**Material supplied:**
+++

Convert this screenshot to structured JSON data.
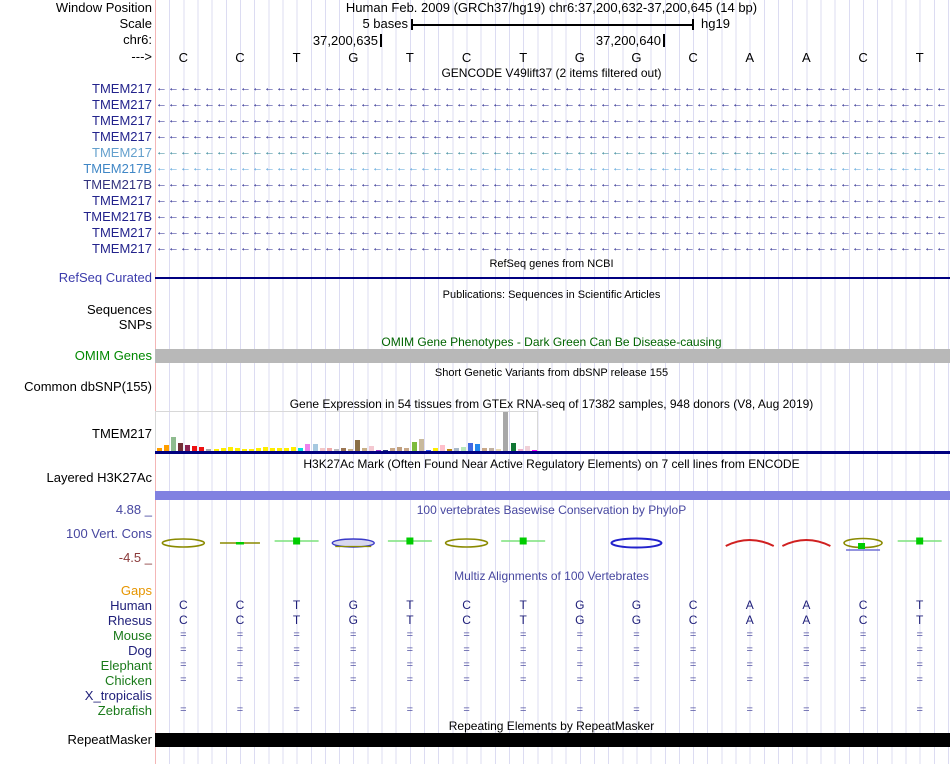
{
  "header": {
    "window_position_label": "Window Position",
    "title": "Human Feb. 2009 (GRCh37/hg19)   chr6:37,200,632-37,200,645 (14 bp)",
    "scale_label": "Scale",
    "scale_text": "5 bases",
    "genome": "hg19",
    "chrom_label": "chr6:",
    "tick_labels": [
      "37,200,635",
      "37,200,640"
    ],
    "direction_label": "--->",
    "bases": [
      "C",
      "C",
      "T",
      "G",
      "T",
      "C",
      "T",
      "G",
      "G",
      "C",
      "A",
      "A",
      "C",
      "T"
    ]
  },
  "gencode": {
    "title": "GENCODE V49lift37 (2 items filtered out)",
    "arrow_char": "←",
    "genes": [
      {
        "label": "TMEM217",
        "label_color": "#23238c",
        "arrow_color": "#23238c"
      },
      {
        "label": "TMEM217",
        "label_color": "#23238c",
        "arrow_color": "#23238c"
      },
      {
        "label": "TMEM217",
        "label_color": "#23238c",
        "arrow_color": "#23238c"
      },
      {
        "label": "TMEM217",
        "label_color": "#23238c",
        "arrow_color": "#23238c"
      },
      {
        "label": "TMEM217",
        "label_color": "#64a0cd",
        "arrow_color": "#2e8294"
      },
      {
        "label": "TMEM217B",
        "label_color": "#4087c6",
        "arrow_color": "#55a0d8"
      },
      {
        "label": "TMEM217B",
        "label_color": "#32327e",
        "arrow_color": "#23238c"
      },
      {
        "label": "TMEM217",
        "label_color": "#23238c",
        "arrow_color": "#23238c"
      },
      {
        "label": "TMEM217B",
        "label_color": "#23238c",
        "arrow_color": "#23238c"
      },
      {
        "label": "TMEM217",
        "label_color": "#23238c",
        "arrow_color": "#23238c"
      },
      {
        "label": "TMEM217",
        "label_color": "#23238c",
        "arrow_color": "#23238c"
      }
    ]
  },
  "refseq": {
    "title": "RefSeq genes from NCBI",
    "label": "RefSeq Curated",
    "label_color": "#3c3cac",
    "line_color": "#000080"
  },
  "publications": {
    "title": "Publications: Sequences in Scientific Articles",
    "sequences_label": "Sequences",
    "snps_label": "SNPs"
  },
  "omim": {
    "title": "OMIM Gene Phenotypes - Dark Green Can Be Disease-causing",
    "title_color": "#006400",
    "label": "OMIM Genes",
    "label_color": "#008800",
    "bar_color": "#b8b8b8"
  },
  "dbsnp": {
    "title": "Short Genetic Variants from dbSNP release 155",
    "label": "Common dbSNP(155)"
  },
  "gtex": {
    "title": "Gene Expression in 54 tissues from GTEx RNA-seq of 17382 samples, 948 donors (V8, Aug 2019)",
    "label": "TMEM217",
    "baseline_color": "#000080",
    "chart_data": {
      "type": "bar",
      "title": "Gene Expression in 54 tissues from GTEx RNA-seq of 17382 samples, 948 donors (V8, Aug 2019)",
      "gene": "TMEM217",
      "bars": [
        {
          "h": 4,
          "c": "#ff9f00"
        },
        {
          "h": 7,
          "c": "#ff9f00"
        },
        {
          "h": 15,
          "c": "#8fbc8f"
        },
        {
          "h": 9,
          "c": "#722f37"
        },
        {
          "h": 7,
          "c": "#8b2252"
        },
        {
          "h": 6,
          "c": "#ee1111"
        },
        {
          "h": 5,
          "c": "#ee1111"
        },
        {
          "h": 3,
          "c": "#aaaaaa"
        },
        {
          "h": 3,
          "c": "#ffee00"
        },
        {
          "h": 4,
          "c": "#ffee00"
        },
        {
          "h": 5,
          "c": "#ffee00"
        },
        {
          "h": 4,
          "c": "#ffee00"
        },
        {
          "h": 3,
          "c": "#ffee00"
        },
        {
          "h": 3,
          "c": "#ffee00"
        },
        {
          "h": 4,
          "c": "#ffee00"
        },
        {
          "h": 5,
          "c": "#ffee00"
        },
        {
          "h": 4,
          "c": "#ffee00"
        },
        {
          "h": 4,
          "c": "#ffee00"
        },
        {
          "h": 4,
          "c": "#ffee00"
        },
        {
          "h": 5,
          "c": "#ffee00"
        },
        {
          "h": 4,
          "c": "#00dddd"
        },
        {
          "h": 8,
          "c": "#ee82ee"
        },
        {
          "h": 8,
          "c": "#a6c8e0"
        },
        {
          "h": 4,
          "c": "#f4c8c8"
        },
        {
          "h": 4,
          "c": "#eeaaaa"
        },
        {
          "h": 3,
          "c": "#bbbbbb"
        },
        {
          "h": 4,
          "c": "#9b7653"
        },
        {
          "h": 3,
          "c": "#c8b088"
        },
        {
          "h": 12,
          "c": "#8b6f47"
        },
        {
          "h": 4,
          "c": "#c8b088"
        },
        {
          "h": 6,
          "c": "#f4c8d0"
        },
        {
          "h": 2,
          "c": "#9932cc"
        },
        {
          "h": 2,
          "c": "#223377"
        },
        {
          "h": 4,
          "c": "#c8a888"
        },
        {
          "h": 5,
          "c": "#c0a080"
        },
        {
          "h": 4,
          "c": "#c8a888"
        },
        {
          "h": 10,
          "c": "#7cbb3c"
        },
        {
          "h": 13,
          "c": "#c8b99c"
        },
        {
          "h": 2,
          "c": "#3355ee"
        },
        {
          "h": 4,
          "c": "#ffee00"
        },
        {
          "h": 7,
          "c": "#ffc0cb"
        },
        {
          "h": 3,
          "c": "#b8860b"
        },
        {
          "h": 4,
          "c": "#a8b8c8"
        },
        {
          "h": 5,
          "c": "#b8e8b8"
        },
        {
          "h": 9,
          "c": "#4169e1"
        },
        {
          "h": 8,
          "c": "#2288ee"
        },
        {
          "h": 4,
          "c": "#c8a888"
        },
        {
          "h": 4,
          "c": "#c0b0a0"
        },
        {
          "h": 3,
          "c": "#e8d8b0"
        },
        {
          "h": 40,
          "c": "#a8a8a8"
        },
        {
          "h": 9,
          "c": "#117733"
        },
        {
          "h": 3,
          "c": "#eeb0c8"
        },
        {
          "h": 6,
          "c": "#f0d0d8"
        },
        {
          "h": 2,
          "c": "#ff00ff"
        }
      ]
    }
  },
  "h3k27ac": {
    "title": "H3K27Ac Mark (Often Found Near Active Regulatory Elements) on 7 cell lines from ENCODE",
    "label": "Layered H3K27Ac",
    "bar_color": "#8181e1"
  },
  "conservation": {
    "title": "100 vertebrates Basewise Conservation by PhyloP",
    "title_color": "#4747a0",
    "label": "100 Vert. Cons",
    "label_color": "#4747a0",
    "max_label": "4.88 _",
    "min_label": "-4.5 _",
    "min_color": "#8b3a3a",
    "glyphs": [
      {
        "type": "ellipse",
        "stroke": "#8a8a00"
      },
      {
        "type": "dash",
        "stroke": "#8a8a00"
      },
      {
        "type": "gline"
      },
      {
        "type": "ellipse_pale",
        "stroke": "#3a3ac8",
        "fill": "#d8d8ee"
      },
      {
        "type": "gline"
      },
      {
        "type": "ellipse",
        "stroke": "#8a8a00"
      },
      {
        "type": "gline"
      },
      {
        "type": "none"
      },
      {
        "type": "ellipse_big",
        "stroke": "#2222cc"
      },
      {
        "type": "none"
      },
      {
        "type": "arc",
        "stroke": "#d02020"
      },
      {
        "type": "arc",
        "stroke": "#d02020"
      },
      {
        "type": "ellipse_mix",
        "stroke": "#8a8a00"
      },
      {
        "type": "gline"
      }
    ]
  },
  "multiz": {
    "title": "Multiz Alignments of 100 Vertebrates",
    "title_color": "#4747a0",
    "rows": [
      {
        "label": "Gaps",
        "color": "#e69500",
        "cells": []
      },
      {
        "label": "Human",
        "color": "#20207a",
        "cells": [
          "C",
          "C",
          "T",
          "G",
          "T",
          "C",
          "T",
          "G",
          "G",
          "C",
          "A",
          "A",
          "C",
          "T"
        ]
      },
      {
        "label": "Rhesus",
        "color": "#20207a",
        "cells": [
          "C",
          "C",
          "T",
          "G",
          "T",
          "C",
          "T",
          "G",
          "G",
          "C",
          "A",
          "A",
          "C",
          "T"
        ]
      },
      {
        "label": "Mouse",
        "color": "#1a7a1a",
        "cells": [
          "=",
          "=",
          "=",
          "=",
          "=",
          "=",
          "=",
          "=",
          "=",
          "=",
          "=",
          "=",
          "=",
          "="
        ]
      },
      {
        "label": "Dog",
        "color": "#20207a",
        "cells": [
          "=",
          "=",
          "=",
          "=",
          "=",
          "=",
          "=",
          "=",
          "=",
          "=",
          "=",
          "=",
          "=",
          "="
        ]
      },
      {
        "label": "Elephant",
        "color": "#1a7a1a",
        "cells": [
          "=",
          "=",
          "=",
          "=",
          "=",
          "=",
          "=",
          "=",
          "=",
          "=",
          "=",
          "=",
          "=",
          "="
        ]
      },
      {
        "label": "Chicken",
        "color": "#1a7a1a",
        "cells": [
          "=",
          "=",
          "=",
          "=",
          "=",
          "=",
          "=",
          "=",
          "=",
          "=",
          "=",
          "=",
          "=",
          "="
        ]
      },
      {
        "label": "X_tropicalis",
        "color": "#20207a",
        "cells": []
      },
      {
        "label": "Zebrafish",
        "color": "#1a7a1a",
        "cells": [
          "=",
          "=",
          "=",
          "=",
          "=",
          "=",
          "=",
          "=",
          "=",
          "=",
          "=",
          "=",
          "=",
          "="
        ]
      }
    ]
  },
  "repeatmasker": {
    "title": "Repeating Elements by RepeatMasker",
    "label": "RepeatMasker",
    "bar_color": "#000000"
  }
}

+++

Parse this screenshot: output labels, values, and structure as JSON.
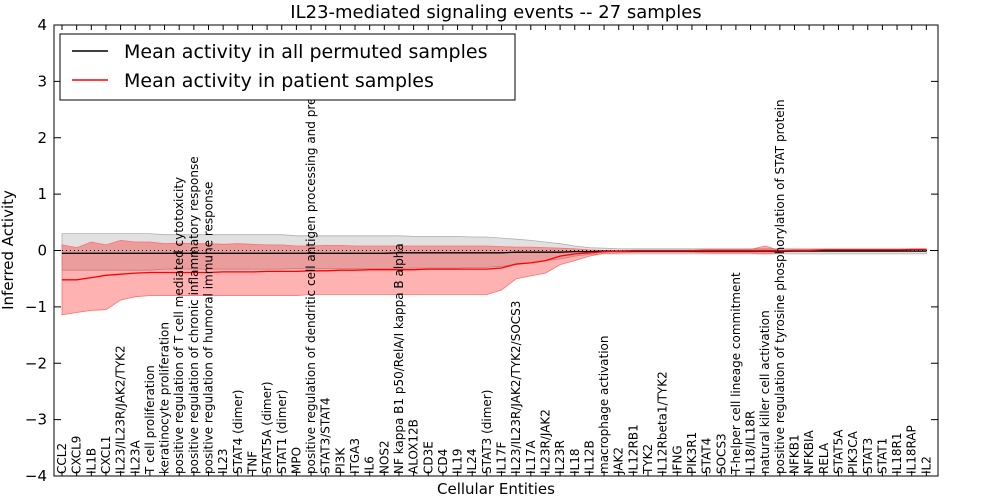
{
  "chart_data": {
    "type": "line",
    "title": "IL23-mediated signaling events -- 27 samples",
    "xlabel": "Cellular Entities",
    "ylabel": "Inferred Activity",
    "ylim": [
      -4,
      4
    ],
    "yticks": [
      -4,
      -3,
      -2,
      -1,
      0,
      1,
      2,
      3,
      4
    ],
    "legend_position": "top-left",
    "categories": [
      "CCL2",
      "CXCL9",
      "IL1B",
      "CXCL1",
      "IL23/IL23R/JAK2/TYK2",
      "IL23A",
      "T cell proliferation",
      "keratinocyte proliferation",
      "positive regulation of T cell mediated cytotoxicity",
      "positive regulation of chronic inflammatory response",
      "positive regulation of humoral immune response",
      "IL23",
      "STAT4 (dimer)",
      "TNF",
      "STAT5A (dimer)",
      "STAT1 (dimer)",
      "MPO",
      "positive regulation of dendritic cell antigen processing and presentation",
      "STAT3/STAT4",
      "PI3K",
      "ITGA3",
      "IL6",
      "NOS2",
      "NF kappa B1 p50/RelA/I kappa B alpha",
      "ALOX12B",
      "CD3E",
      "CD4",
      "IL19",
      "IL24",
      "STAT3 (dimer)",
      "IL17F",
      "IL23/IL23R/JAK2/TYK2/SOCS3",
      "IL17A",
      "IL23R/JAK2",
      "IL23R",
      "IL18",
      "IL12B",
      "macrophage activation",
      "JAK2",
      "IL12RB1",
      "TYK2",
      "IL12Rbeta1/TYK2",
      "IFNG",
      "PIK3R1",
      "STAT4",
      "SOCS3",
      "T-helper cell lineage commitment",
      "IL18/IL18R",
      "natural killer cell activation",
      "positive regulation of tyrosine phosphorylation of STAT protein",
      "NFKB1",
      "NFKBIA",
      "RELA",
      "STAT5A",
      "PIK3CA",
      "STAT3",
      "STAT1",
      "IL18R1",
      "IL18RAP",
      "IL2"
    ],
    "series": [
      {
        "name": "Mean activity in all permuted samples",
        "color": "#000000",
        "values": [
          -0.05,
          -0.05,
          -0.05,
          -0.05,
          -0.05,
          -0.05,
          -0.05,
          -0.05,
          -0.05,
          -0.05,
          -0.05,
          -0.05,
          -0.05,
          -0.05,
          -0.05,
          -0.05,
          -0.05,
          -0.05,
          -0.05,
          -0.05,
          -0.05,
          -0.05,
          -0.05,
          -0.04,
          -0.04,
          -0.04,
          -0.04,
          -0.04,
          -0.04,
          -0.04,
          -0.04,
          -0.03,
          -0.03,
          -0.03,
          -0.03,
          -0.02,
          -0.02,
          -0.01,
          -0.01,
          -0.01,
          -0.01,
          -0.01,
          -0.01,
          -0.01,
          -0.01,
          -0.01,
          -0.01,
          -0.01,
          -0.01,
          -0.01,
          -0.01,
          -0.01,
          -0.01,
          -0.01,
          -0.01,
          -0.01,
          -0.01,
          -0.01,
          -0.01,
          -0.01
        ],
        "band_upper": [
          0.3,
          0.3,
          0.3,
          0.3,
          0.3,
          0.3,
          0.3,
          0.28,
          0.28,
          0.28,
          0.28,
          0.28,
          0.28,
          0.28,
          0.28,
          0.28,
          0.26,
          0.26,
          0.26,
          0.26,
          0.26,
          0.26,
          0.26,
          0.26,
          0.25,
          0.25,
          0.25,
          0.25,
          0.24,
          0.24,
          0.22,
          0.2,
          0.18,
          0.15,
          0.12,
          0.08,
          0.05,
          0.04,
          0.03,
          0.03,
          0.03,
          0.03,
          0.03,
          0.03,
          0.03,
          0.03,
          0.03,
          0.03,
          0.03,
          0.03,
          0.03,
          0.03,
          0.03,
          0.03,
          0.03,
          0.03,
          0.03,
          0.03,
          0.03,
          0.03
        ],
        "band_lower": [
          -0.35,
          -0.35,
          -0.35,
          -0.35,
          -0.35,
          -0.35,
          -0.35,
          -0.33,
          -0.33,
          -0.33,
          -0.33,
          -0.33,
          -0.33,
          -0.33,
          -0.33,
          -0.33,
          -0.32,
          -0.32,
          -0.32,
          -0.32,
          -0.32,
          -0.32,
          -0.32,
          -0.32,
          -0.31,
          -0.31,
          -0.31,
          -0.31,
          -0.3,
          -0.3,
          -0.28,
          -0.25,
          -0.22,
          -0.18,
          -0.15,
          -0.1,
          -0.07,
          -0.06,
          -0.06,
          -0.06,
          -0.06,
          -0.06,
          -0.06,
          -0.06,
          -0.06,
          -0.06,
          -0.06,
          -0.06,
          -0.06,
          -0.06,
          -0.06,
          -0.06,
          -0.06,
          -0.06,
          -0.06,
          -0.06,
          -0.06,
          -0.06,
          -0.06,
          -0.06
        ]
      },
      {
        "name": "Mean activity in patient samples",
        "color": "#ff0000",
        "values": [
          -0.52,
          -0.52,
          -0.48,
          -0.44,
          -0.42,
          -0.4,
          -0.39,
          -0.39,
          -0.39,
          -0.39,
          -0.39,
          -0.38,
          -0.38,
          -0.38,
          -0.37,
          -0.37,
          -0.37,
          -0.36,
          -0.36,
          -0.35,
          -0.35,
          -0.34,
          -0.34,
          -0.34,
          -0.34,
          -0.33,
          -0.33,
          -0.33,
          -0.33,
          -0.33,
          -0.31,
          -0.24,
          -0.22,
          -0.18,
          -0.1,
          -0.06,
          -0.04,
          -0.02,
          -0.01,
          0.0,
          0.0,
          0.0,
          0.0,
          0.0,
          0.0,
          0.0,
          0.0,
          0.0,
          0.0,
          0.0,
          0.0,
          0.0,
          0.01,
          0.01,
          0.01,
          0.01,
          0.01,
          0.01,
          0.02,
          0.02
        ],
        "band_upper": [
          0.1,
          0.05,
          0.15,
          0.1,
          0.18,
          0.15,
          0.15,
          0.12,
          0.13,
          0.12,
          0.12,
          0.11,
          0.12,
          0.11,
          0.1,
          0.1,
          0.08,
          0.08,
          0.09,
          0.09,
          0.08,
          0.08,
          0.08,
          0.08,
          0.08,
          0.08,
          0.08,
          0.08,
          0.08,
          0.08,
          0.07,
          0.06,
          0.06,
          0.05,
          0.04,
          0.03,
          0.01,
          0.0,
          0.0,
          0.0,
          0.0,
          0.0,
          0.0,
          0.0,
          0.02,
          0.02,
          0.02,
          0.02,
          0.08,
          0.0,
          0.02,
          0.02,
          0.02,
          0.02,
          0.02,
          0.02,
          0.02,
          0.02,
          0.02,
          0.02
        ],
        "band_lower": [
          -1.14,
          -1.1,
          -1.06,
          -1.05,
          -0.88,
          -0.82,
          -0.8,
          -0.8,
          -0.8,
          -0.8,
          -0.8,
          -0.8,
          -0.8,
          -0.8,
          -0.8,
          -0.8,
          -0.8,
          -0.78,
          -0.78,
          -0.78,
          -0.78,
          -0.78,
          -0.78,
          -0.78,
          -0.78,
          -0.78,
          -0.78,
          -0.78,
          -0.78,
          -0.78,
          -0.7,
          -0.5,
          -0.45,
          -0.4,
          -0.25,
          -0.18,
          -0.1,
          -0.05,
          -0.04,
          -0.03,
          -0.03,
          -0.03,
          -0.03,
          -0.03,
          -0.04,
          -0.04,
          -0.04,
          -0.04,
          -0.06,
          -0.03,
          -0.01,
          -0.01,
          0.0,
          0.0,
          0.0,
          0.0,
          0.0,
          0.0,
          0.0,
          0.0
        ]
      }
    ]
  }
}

+++

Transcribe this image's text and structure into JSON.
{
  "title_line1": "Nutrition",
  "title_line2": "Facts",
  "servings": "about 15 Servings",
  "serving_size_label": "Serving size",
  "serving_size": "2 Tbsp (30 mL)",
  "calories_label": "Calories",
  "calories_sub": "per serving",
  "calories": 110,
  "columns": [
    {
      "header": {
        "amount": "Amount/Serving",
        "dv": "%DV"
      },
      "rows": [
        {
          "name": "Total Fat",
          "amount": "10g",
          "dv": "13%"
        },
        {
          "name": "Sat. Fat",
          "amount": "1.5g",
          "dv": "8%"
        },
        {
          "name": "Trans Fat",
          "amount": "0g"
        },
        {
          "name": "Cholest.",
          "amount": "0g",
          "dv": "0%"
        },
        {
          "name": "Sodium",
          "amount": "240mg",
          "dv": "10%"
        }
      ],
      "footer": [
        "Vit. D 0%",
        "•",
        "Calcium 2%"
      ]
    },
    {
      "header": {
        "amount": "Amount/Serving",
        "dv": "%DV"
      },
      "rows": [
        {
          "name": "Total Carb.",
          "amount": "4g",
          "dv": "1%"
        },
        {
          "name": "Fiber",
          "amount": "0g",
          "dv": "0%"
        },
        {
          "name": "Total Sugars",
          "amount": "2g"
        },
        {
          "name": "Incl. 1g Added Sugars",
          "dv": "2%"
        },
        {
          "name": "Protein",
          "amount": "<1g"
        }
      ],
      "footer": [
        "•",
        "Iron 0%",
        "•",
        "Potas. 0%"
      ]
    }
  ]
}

+++

**What needs to be done:** Give the count of lines in the data above holding the word "screenshot", and nothing beyond it.

**Answer box:** 2